(Beginning of Data to examine)

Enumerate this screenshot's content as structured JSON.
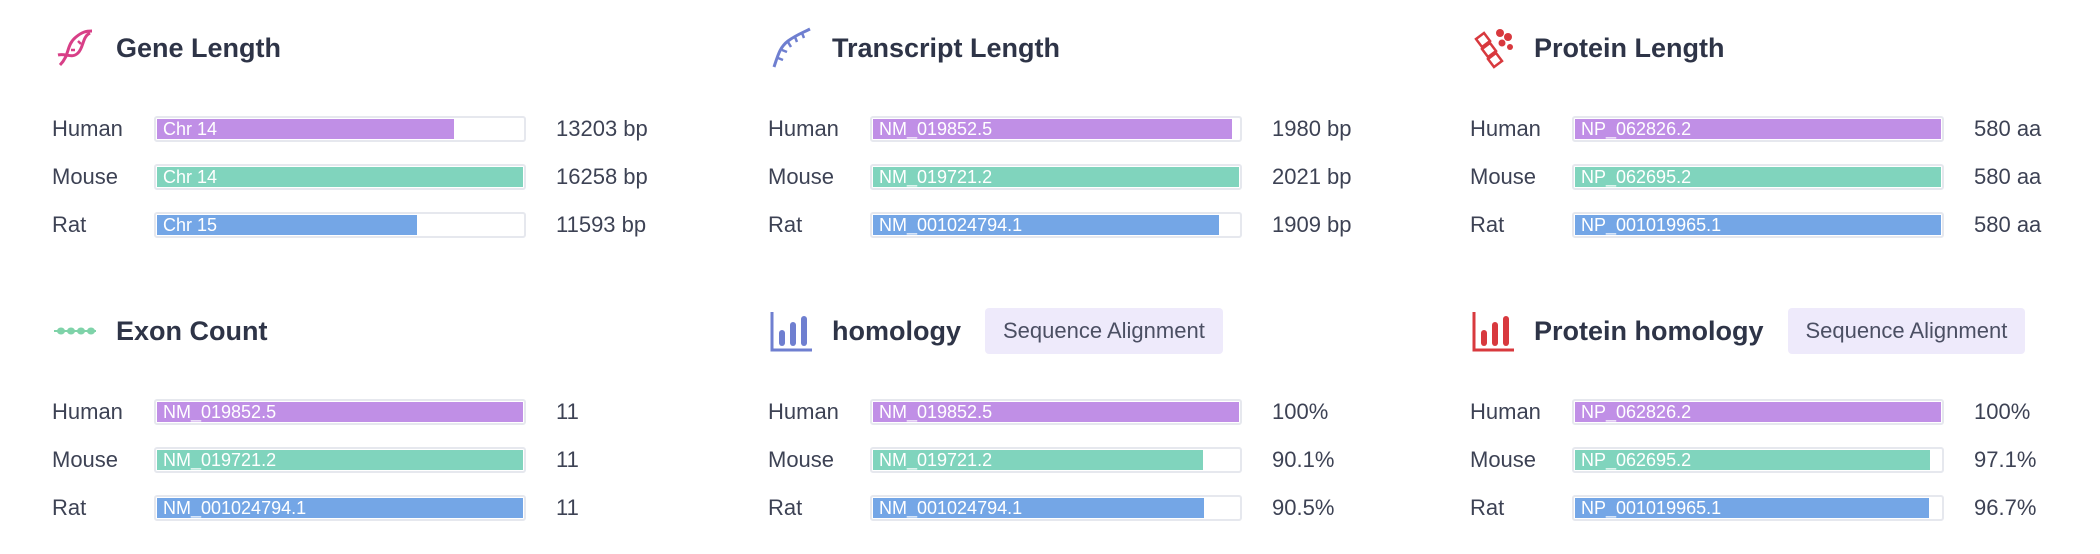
{
  "colors": {
    "human": "#c08fe6",
    "mouse": "#80d4bd",
    "rat": "#74a6e6",
    "button_bg": "#eeeafb"
  },
  "panels": [
    {
      "title": "Gene Length",
      "icon": "dna-icon",
      "button": null,
      "rows": [
        {
          "species": "Human",
          "label": "Chr 14",
          "value": "13203 bp",
          "fraction": 0.812
        },
        {
          "species": "Mouse",
          "label": "Chr 14",
          "value": "16258 bp",
          "fraction": 1.0
        },
        {
          "species": "Rat",
          "label": "Chr 15",
          "value": "11593 bp",
          "fraction": 0.713
        }
      ]
    },
    {
      "title": "Transcript Length",
      "icon": "rna-strand-icon",
      "button": null,
      "rows": [
        {
          "species": "Human",
          "label": "NM_019852.5",
          "value": "1980 bp",
          "fraction": 0.98
        },
        {
          "species": "Mouse",
          "label": "NM_019721.2",
          "value": "2021 bp",
          "fraction": 1.0
        },
        {
          "species": "Rat",
          "label": "NM_001024794.1",
          "value": "1909 bp",
          "fraction": 0.945
        }
      ]
    },
    {
      "title": "Protein Length",
      "icon": "protein-structure-icon",
      "button": null,
      "rows": [
        {
          "species": "Human",
          "label": "NP_062826.2",
          "value": "580 aa",
          "fraction": 1.0
        },
        {
          "species": "Mouse",
          "label": "NP_062695.2",
          "value": "580 aa",
          "fraction": 1.0
        },
        {
          "species": "Rat",
          "label": "NP_001019965.1",
          "value": "580 aa",
          "fraction": 1.0
        }
      ]
    },
    {
      "title": "Exon Count",
      "icon": "exon-chain-icon",
      "button": null,
      "rows": [
        {
          "species": "Human",
          "label": "NM_019852.5",
          "value": "11",
          "fraction": 1.0
        },
        {
          "species": "Mouse",
          "label": "NM_019721.2",
          "value": "11",
          "fraction": 1.0
        },
        {
          "species": "Rat",
          "label": "NM_001024794.1",
          "value": "11",
          "fraction": 1.0
        }
      ]
    },
    {
      "title": "homology",
      "icon": "bar-chart-icon",
      "button": "Sequence Alignment",
      "rows": [
        {
          "species": "Human",
          "label": "NM_019852.5",
          "value": "100%",
          "fraction": 1.0
        },
        {
          "species": "Mouse",
          "label": "NM_019721.2",
          "value": "90.1%",
          "fraction": 0.901
        },
        {
          "species": "Rat",
          "label": "NM_001024794.1",
          "value": "90.5%",
          "fraction": 0.905
        }
      ]
    },
    {
      "title": "Protein homology",
      "icon": "bar-chart-icon",
      "button": "Sequence Alignment",
      "rows": [
        {
          "species": "Human",
          "label": "NP_062826.2",
          "value": "100%",
          "fraction": 1.0
        },
        {
          "species": "Mouse",
          "label": "NP_062695.2",
          "value": "97.1%",
          "fraction": 0.971
        },
        {
          "species": "Rat",
          "label": "NP_001019965.1",
          "value": "96.7%",
          "fraction": 0.967
        }
      ]
    }
  ]
}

(End of Data to examine)

__How to complete this task__. Among the lines above, show every one that contains the string "Length".

__Completed exercise__.
      "title": "Gene Length",
      "title": "Transcript Length",
      "title": "Protein Length",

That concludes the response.